START Record extracts

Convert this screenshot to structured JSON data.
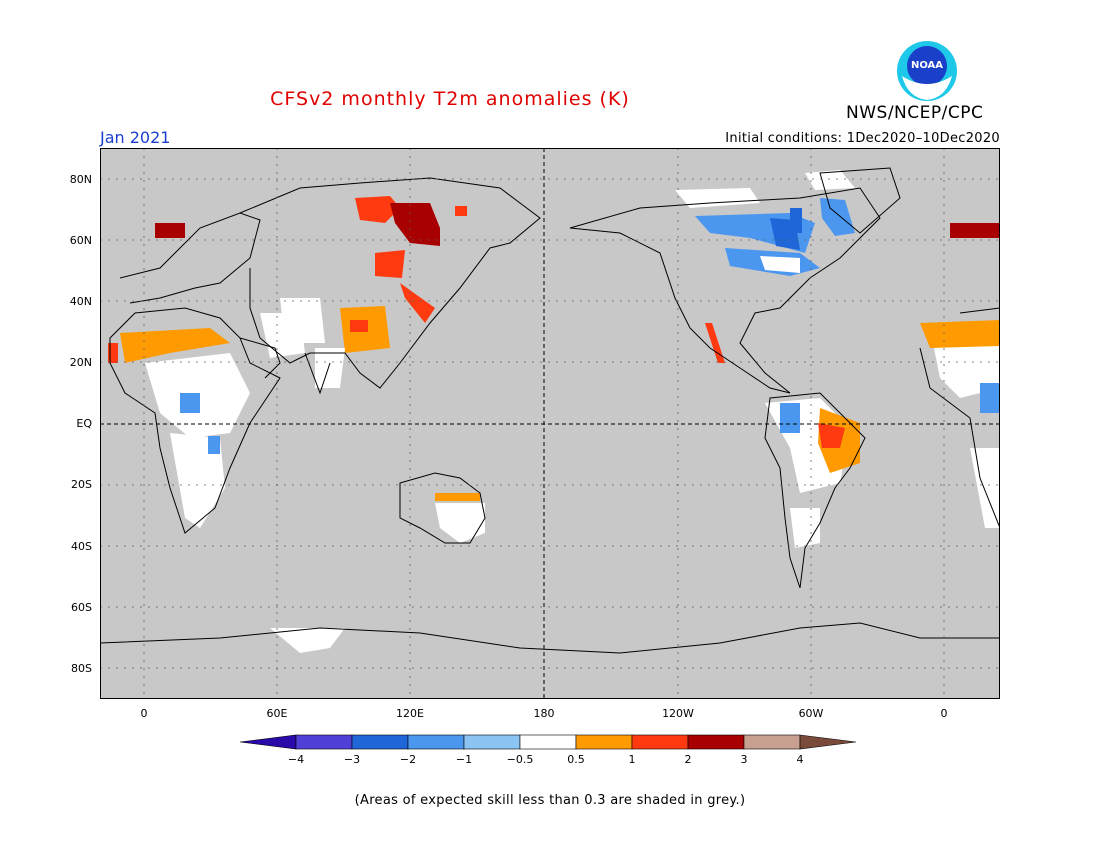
{
  "header": {
    "title": "CFSv2 monthly T2m anomalies (K)",
    "org": "NWS/NCEP/CPC",
    "logo_text": "NOAA",
    "month": "Jan 2021",
    "initial_conditions": "Initial conditions: 1Dec2020–10Dec2020"
  },
  "axes": {
    "y_labels": [
      "80N",
      "60N",
      "40N",
      "20N",
      "EQ",
      "20S",
      "40S",
      "60S",
      "80S"
    ],
    "x_labels": [
      "0",
      "60E",
      "120E",
      "180",
      "120W",
      "60W",
      "0"
    ]
  },
  "colorbar": {
    "labels": [
      "−4",
      "−3",
      "−2",
      "−1",
      "−0.5",
      "0.5",
      "1",
      "2",
      "3",
      "4"
    ],
    "colors": [
      "#2a0aa8",
      "#5040d8",
      "#1f66d8",
      "#4b97f0",
      "#8cc4f4",
      "#ffffff",
      "#ff9a00",
      "#ff3a10",
      "#a80000",
      "#c8a090",
      "#7a4a3a"
    ]
  },
  "footnote": "(Areas of expected skill less than 0.3 are shaded in grey.)",
  "colors": {
    "map_background": "#c8c8c8",
    "title": "#e00000",
    "month": "#1a3fd0"
  }
}
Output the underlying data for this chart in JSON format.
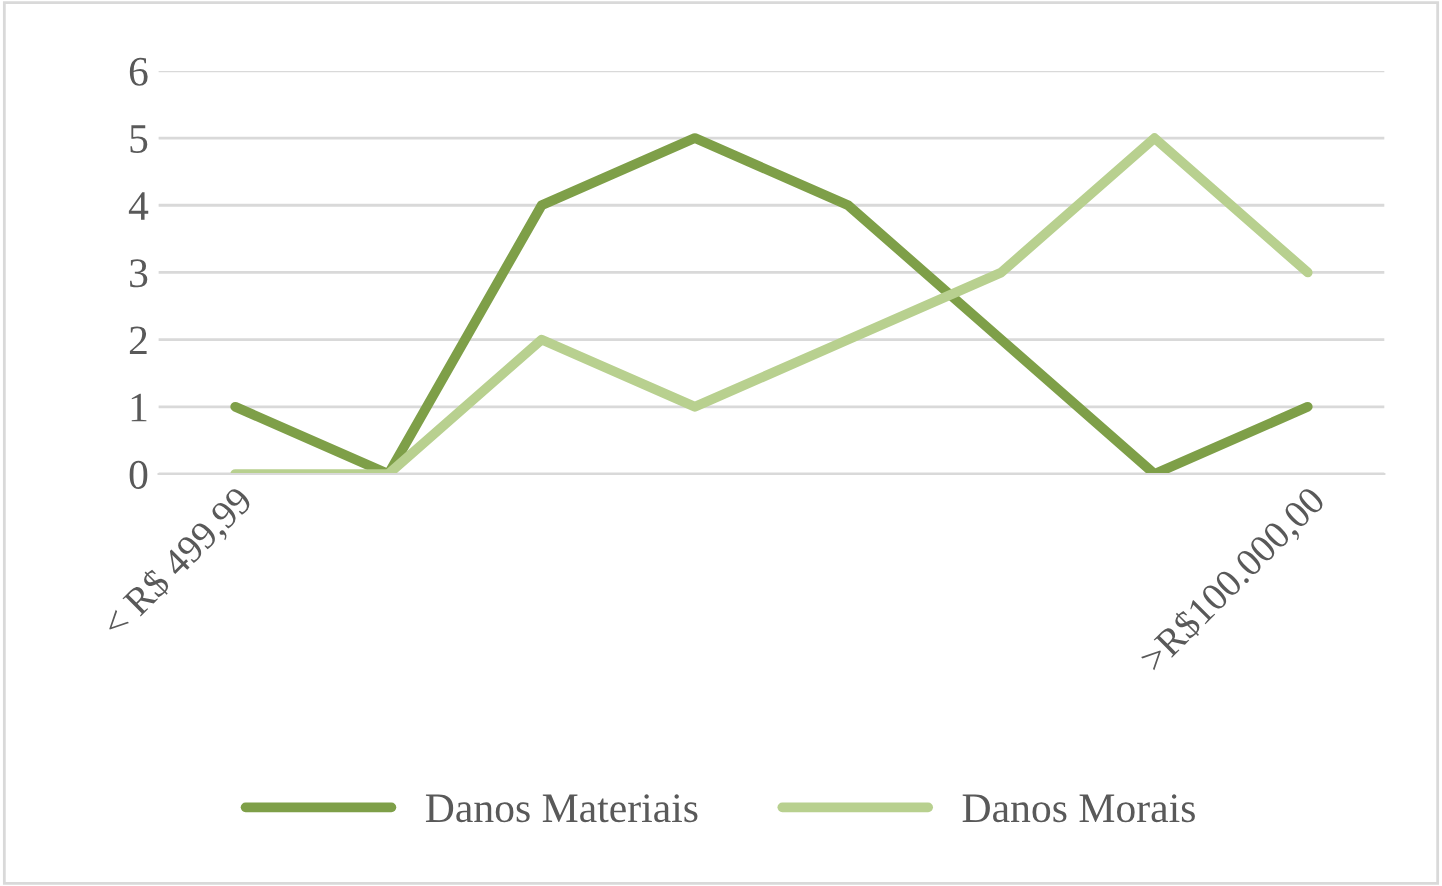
{
  "chart_data": {
    "type": "line",
    "categories": [
      "< R$ 499,99",
      null,
      null,
      null,
      null,
      null,
      null,
      ">R$100.000,00"
    ],
    "series": [
      {
        "name": "Danos Materiais",
        "color": "#7e9f48",
        "values": [
          1,
          0,
          4,
          5,
          4,
          2,
          0,
          1
        ]
      },
      {
        "name": "Danos Morais",
        "color": "#b8d08f",
        "values": [
          0,
          0,
          2,
          1,
          2,
          3,
          5,
          3
        ]
      }
    ],
    "ylim": [
      0,
      6
    ],
    "yticks": [
      0,
      1,
      2,
      3,
      4,
      5,
      6
    ],
    "grid": "y",
    "legend": "bottom",
    "marker": "none",
    "line_style": "solid"
  }
}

END Record extracts

Exercise goal >> Set down the material above as is, without any pictures.

Output of the exercise >>
Convert this screenshot to structured JSON data.
{
  "header": {
    "title": "CFSv2 monthly T2m anomalies (K)",
    "org": "NWS/NCEP/CPC",
    "logo_text": "NOAA",
    "month": "Jan 2021",
    "initial_conditions": "Initial conditions: 1Dec2020–10Dec2020"
  },
  "axes": {
    "y_labels": [
      "80N",
      "60N",
      "40N",
      "20N",
      "EQ",
      "20S",
      "40S",
      "60S",
      "80S"
    ],
    "x_labels": [
      "0",
      "60E",
      "120E",
      "180",
      "120W",
      "60W",
      "0"
    ]
  },
  "colorbar": {
    "labels": [
      "−4",
      "−3",
      "−2",
      "−1",
      "−0.5",
      "0.5",
      "1",
      "2",
      "3",
      "4"
    ],
    "colors": [
      "#2a0aa8",
      "#5040d8",
      "#1f66d8",
      "#4b97f0",
      "#8cc4f4",
      "#ffffff",
      "#ff9a00",
      "#ff3a10",
      "#a80000",
      "#c8a090",
      "#7a4a3a"
    ]
  },
  "footnote": "(Areas of expected skill less than 0.3 are shaded in grey.)",
  "colors": {
    "map_background": "#c8c8c8",
    "title": "#e00000",
    "month": "#1a3fd0"
  }
}
Output the underlying data for this chart in JSON format.
{
  "chart_data": {
    "type": "line",
    "categories": [
      "< R$ 499,99",
      null,
      null,
      null,
      null,
      null,
      null,
      ">R$100.000,00"
    ],
    "series": [
      {
        "name": "Danos Materiais",
        "color": "#7e9f48",
        "values": [
          1,
          0,
          4,
          5,
          4,
          2,
          0,
          1
        ]
      },
      {
        "name": "Danos Morais",
        "color": "#b8d08f",
        "values": [
          0,
          0,
          2,
          1,
          2,
          3,
          5,
          3
        ]
      }
    ],
    "ylim": [
      0,
      6
    ],
    "yticks": [
      0,
      1,
      2,
      3,
      4,
      5,
      6
    ],
    "grid": "y",
    "legend": "bottom",
    "marker": "none",
    "line_style": "solid"
  }
}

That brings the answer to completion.